Lift out all lines below that contain "Initialization".

### DATA SHOWN ###

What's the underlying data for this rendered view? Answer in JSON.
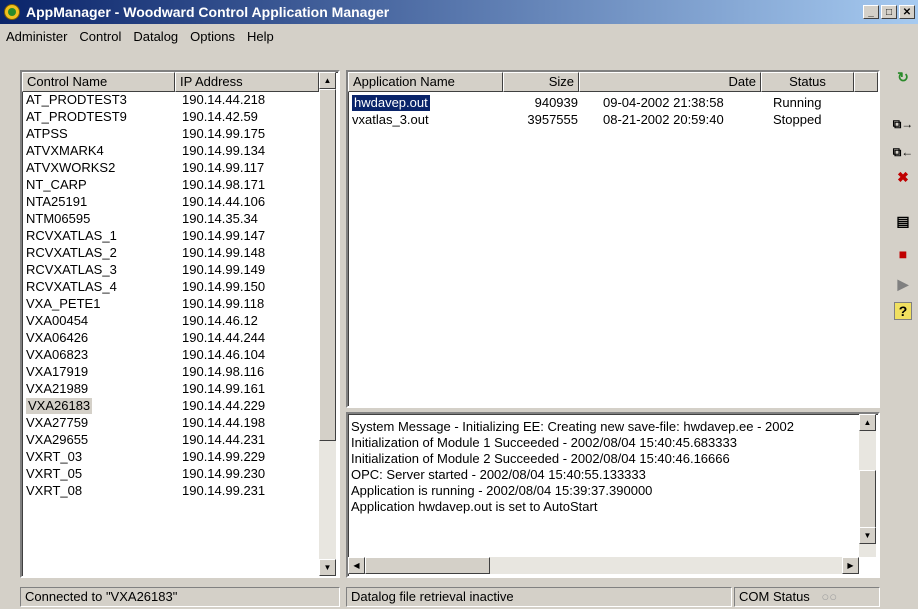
{
  "window": {
    "title": "AppManager - Woodward Control Application Manager"
  },
  "menu": [
    "Administer",
    "Control",
    "Datalog",
    "Options",
    "Help"
  ],
  "controls": {
    "headers": {
      "name": "Control Name",
      "ip": "IP Address"
    },
    "rows": [
      {
        "name": "AT_PRODTEST3",
        "ip": "190.14.44.218"
      },
      {
        "name": "AT_PRODTEST9",
        "ip": "190.14.42.59"
      },
      {
        "name": "ATPSS",
        "ip": "190.14.99.175"
      },
      {
        "name": "ATVXMARK4",
        "ip": "190.14.99.134"
      },
      {
        "name": "ATVXWORKS2",
        "ip": "190.14.99.117"
      },
      {
        "name": "NT_CARP",
        "ip": "190.14.98.171"
      },
      {
        "name": "NTA25191",
        "ip": "190.14.44.106"
      },
      {
        "name": "NTM06595",
        "ip": "190.14.35.34"
      },
      {
        "name": "RCVXATLAS_1",
        "ip": "190.14.99.147"
      },
      {
        "name": "RCVXATLAS_2",
        "ip": "190.14.99.148"
      },
      {
        "name": "RCVXATLAS_3",
        "ip": "190.14.99.149"
      },
      {
        "name": "RCVXATLAS_4",
        "ip": "190.14.99.150"
      },
      {
        "name": "VXA_PETE1",
        "ip": "190.14.99.118"
      },
      {
        "name": "VXA00454",
        "ip": "190.14.46.12"
      },
      {
        "name": "VXA06426",
        "ip": "190.14.44.244"
      },
      {
        "name": "VXA06823",
        "ip": "190.14.46.104"
      },
      {
        "name": "VXA17919",
        "ip": "190.14.98.116"
      },
      {
        "name": "VXA21989",
        "ip": "190.14.99.161"
      },
      {
        "name": "VXA26183",
        "ip": "190.14.44.229",
        "selected": true
      },
      {
        "name": "VXA27759",
        "ip": "190.14.44.198"
      },
      {
        "name": "VXA29655",
        "ip": "190.14.44.231"
      },
      {
        "name": "VXRT_03",
        "ip": "190.14.99.229"
      },
      {
        "name": "VXRT_05",
        "ip": "190.14.99.230"
      },
      {
        "name": "VXRT_08",
        "ip": "190.14.99.231"
      }
    ]
  },
  "applications": {
    "headers": {
      "name": "Application Name",
      "size": "Size",
      "date": "Date",
      "status": "Status"
    },
    "rows": [
      {
        "name": "hwdavep.out",
        "size": "940939",
        "date": "09-04-2002 21:38:58",
        "status": "Running",
        "selected": true
      },
      {
        "name": "vxatlas_3.out",
        "size": "3957555",
        "date": "08-21-2002 20:59:40",
        "status": "Stopped"
      }
    ]
  },
  "messages": [
    "System Message - Initializing EE: Creating new save-file: hwdavep.ee - 2002",
    "Initialization of Module 1 Succeeded - 2002/08/04 15:40:45.683333",
    "Initialization of Module 2 Succeeded - 2002/08/04 15:40:46.16666",
    "OPC: Server started - 2002/08/04 15:40:55.133333",
    "Application is running - 2002/08/04 15:39:37.390000",
    "Application hwdavep.out is set to AutoStart"
  ],
  "statusbar": {
    "connection": "Connected to \"VXA26183\"",
    "datalog": "Datalog file retrieval inactive",
    "com": "COM Status"
  },
  "colors": {
    "title_start": "#0a246a",
    "title_end": "#a6caf0",
    "selection": "#0a246a",
    "face": "#d4d0c8"
  }
}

###

- _CORRECT ANSWER_:
    "Initialization of Module 1 Succeeded - 2002/08/04 15:40:45.683333",
    "Initialization of Module 2 Succeeded - 2002/08/04 15:40:46.16666",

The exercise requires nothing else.